Each entry below should be reproduced character for character.

- **RECORDS FOR PROCESSING**
_ _ _ _ _ _ _
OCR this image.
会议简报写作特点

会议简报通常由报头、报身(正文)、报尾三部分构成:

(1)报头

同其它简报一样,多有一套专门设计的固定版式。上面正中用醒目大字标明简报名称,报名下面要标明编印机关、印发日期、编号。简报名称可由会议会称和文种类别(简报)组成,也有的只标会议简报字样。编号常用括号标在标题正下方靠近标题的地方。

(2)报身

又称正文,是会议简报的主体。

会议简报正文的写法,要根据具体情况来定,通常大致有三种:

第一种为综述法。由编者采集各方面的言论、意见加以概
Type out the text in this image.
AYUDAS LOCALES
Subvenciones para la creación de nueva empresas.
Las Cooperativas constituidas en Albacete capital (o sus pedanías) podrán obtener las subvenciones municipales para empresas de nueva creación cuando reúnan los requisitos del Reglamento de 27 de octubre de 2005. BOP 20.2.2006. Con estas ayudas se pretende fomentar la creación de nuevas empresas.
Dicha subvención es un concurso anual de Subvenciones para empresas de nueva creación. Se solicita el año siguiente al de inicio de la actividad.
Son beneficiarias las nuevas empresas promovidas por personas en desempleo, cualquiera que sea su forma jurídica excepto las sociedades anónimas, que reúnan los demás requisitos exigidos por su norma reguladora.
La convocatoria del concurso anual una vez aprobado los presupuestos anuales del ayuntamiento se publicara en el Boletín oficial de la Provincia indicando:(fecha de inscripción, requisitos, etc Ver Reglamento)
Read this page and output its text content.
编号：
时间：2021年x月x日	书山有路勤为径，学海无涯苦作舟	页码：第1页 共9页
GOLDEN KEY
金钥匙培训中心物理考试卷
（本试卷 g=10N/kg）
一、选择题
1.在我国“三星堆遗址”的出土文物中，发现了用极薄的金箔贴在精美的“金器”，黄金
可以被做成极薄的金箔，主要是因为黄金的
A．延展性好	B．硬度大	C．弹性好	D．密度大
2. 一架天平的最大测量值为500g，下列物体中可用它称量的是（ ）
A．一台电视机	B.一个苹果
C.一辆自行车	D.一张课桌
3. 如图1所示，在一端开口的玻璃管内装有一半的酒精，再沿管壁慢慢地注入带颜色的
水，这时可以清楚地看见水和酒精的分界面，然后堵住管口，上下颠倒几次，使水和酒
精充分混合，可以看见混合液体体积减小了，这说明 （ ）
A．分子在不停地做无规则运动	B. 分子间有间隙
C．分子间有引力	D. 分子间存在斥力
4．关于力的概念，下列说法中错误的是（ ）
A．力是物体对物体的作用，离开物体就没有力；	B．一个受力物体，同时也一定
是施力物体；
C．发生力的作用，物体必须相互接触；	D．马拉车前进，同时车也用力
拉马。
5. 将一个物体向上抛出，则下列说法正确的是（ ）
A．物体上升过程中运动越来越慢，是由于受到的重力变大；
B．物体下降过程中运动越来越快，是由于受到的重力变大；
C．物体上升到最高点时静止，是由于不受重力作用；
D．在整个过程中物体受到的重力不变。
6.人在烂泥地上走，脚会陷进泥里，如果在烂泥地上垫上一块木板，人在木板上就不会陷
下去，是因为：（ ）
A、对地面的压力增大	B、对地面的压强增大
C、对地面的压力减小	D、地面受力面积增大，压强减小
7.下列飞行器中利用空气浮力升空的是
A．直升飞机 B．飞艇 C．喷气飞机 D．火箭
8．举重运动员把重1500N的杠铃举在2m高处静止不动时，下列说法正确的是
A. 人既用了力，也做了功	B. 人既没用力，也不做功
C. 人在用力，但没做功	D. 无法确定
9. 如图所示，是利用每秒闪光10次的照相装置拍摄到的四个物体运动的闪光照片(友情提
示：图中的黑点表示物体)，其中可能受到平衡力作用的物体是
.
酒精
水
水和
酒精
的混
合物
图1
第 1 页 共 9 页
_ _ _ _ _ _ _
- **SOLUTION FOR THIS TASK**
OCR this image.
会议简报写作特点

会议简报通常由报头、报身(正文)、报尾三部分构成:

(1)报头

同其它简报一样,多有一套专门设计的固定版式。上面正中用醒目大字标明简报名称,报名下面要标明编印机关、印发日期、编号。简报名称可由会议会称和文种类别(简报)组成,也有的只标会议简报字样。编号常用括号标在标题正下方靠近标题的地方。

(2)报身

又称正文,是会议简报的主体。

会议简报正文的写法,要根据具体情况来定,通常大致有三种:

第一种为综述法。由编者采集各方面的言论、意见加以概
Type out the text in this image.
AYUDAS LOCALES
Subvenciones para la creación de nueva empresas.
Las Cooperativas constituidas en Albacete capital (o sus pedanías) podrán obtener las subvenciones municipales para empresas de nueva creación cuando reúnan los requisitos del Reglamento de 27 de octubre de 2005. BOP 20.2.2006. Con estas ayudas se pretende fomentar la creación de nuevas empresas.
Dicha subvención es un concurso anual de Subvenciones para empresas de nueva creación. Se solicita el año siguiente al de inicio de la actividad.
Son beneficiarias las nuevas empresas promovidas por personas en desempleo, cualquiera que sea su forma jurídica excepto las sociedades anónimas, que reúnan los demás requisitos exigidos por su norma reguladora.
La convocatoria del concurso anual una vez aprobado los presupuestos anuales del ayuntamiento se publicara en el Boletín oficial de la Provincia indicando:(fecha de inscripción, requisitos, etc Ver Reglamento)
Read this page and output its text content.
编号：
时间：2021年x月x日	书山有路勤为径，学海无涯苦作舟	页码：第1页 共9页
GOLDEN KEY
金钥匙培训中心物理考试卷
（本试卷 g=10N/kg）
一、选择题
1.在我国“三星堆遗址”的出土文物中，发现了用极薄的金箔贴在精美的“金器”，黄金
可以被做成极薄的金箔，主要是因为黄金的
A．延展性好	B．硬度大	C．弹性好	D．密度大
2. 一架天平的最大测量值为500g，下列物体中可用它称量的是（ ）
A．一台电视机	B.一个苹果
C.一辆自行车	D.一张课桌
3. 如图1所示，在一端开口的玻璃管内装有一半的酒精，再沿管壁慢慢地注入带颜色的
水，这时可以清楚地看见水和酒精的分界面，然后堵住管口，上下颠倒几次，使水和酒
精充分混合，可以看见混合液体体积减小了，这说明 （ ）
A．分子在不停地做无规则运动	B. 分子间有间隙
C．分子间有引力	D. 分子间存在斥力
4．关于力的概念，下列说法中错误的是（ ）
A．力是物体对物体的作用，离开物体就没有力；	B．一个受力物体，同时也一定
是施力物体；
C．发生力的作用，物体必须相互接触；	D．马拉车前进，同时车也用力
拉马。
5. 将一个物体向上抛出，则下列说法正确的是（ ）
A．物体上升过程中运动越来越慢，是由于受到的重力变大；
B．物体下降过程中运动越来越快，是由于受到的重力变大；
C．物体上升到最高点时静止，是由于不受重力作用；
D．在整个过程中物体受到的重力不变。
6.人在烂泥地上走，脚会陷进泥里，如果在烂泥地上垫上一块木板，人在木板上就不会陷
下去，是因为：（ ）
A、对地面的压力增大	B、对地面的压强增大
C、对地面的压力减小	D、地面受力面积增大，压强减小
7.下列飞行器中利用空气浮力升空的是
A．直升飞机 B．飞艇 C．喷气飞机 D．火箭
8．举重运动员把重1500N的杠铃举在2m高处静止不动时，下列说法正确的是
A. 人既用了力，也做了功	B. 人既没用力，也不做功
C. 人在用力，但没做功	D. 无法确定
9. 如图所示，是利用每秒闪光10次的照相装置拍摄到的四个物体运动的闪光照片(友情提
示：图中的黑点表示物体)，其中可能受到平衡力作用的物体是
.
酒精
水
水和
酒精
的混
合物
图1
第 1 页 共 9 页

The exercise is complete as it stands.